◆ **Do this**
Restate each entry word for word, leaving nothing out.

-- start Record list --

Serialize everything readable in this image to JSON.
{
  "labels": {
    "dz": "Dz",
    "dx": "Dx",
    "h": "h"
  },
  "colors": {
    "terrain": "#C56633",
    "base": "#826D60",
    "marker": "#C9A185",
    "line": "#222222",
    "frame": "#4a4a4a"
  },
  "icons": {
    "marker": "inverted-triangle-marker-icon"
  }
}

-- end Record list --

◆ **Answer for the task**
Serialize everything readable in this image to JSON.
{
  "labels": {
    "dz": "Dz",
    "dx": "Dx",
    "h": "h"
  },
  "colors": {
    "terrain": "#C56633",
    "base": "#826D60",
    "marker": "#C9A185",
    "line": "#222222",
    "frame": "#4a4a4a"
  },
  "icons": {
    "marker": "inverted-triangle-marker-icon"
  }
}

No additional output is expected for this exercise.